== What is expected ==
Count how many lines contain the word "printer". Respond with the number alone.
-------- Supplied material --------
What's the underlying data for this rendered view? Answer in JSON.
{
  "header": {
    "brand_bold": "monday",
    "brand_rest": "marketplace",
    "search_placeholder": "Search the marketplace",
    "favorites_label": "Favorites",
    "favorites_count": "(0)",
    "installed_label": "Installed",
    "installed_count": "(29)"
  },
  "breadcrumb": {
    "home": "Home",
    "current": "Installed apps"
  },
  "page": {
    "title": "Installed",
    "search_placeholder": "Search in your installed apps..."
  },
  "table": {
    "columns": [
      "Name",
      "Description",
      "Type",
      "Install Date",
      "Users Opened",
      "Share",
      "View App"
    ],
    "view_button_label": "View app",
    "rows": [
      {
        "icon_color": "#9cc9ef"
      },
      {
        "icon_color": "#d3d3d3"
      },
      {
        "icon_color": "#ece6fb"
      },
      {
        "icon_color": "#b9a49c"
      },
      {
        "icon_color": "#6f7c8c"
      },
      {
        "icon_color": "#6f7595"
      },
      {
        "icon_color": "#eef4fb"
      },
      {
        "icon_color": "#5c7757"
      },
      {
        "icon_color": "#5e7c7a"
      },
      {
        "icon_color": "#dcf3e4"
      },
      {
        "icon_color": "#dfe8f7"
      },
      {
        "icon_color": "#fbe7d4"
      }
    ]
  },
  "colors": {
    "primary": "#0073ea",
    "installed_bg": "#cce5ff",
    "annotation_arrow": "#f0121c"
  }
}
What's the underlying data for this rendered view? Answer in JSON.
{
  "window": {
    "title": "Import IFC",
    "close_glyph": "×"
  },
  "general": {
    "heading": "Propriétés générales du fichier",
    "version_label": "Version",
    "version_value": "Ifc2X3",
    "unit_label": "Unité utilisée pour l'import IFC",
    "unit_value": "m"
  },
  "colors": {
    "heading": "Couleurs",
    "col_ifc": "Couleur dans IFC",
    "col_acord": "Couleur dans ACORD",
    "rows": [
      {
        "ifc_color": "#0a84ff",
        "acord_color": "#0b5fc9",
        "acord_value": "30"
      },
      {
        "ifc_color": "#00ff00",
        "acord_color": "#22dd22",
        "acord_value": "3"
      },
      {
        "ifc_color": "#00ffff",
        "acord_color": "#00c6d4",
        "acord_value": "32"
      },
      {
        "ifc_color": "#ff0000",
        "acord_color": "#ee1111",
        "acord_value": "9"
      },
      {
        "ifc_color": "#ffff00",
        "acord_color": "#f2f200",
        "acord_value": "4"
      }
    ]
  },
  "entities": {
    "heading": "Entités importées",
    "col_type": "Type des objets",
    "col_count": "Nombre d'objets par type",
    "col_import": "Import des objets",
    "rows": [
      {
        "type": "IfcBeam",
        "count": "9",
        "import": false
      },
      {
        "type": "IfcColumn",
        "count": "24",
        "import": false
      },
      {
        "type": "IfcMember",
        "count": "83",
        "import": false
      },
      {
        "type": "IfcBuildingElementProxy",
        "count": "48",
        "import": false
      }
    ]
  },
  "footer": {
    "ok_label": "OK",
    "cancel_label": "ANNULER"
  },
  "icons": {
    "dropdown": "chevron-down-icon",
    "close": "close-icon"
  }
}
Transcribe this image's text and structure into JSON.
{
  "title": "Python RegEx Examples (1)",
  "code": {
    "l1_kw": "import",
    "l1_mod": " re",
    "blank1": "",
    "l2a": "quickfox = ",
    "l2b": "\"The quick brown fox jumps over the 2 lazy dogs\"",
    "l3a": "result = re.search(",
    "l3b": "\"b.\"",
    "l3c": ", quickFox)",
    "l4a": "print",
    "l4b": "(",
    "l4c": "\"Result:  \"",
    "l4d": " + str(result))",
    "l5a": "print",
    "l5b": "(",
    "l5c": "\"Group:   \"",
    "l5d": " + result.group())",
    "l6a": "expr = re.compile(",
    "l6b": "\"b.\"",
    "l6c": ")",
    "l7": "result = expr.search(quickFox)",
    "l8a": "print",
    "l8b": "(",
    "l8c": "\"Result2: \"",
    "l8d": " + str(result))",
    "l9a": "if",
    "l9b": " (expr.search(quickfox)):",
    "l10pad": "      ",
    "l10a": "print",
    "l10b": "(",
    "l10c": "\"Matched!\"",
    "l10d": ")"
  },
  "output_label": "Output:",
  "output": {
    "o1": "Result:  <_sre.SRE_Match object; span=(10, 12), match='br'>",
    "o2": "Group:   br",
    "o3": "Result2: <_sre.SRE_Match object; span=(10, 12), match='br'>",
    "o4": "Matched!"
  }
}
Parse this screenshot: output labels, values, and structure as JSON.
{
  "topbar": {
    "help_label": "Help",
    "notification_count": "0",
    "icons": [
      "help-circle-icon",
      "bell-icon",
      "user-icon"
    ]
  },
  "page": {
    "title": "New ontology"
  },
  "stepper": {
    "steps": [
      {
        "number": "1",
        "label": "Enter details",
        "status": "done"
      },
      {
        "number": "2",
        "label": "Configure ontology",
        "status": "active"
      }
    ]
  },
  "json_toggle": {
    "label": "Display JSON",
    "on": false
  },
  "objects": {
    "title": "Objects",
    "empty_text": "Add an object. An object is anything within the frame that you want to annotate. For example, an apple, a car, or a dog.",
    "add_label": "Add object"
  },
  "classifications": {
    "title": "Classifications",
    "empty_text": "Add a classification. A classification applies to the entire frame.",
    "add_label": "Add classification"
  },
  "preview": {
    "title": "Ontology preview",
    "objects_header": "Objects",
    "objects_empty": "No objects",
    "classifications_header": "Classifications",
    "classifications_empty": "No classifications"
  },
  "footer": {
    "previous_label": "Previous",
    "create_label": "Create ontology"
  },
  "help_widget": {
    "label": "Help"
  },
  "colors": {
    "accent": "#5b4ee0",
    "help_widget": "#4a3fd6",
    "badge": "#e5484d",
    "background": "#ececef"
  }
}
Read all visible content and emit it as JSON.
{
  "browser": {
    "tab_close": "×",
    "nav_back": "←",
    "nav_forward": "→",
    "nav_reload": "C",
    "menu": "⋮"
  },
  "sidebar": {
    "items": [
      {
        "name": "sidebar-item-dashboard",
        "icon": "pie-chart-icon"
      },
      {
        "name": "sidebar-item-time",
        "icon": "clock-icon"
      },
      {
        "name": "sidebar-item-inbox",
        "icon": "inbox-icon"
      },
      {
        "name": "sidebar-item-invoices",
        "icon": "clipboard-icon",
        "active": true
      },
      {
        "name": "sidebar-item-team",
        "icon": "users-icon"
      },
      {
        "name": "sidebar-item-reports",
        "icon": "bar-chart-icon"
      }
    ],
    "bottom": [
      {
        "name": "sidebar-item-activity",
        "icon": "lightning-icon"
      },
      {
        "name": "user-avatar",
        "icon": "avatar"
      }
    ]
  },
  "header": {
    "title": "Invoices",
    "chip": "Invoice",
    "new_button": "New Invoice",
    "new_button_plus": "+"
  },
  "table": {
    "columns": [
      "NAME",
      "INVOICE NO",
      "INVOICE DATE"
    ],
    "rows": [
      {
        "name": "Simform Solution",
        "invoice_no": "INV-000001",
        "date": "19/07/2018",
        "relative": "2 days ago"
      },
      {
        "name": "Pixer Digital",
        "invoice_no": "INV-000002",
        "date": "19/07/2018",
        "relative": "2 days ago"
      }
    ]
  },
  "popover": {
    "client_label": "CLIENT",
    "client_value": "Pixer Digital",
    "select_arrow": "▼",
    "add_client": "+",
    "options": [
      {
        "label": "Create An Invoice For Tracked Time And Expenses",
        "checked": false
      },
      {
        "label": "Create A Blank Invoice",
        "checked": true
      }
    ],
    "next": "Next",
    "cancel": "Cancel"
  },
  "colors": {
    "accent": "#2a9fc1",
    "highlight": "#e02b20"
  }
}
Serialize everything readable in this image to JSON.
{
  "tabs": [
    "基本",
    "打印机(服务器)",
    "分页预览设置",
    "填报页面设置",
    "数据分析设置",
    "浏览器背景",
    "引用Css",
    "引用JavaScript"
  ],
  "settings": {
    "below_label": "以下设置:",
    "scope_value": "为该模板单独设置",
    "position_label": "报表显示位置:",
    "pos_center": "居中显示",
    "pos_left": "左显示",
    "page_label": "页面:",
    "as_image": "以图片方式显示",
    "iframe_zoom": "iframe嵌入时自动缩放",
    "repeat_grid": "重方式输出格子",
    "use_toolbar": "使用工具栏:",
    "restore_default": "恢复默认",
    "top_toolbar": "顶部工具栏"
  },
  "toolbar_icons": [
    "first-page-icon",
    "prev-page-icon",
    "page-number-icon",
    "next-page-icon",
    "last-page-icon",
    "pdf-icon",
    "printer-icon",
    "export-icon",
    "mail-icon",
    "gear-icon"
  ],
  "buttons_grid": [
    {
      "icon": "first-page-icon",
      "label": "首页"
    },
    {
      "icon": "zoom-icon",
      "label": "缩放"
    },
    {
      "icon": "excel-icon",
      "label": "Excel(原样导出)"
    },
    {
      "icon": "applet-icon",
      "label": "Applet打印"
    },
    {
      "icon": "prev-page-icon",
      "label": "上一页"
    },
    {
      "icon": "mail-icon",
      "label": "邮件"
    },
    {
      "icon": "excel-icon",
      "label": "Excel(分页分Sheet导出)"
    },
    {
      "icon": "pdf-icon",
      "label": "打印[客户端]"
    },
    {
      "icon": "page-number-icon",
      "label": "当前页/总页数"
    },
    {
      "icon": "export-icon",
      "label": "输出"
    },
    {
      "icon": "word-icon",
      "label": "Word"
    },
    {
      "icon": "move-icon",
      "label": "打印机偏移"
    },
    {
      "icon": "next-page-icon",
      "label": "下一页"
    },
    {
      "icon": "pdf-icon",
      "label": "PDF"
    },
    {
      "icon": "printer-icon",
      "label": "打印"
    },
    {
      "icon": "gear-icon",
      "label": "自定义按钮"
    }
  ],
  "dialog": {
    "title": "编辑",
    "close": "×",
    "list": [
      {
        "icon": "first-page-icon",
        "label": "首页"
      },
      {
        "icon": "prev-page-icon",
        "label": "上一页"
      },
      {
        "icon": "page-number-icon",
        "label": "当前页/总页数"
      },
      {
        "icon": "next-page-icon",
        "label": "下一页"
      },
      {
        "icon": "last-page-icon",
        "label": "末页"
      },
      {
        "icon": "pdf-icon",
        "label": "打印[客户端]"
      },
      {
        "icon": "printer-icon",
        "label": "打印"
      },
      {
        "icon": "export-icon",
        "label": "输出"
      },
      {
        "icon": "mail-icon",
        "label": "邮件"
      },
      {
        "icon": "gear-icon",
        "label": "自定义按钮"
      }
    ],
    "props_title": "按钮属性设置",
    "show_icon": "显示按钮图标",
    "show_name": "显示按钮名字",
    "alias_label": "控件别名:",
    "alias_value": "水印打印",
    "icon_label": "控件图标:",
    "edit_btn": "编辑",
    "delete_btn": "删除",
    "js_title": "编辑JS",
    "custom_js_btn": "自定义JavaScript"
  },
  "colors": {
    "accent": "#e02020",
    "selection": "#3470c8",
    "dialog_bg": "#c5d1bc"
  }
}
--------
== Task response ==
3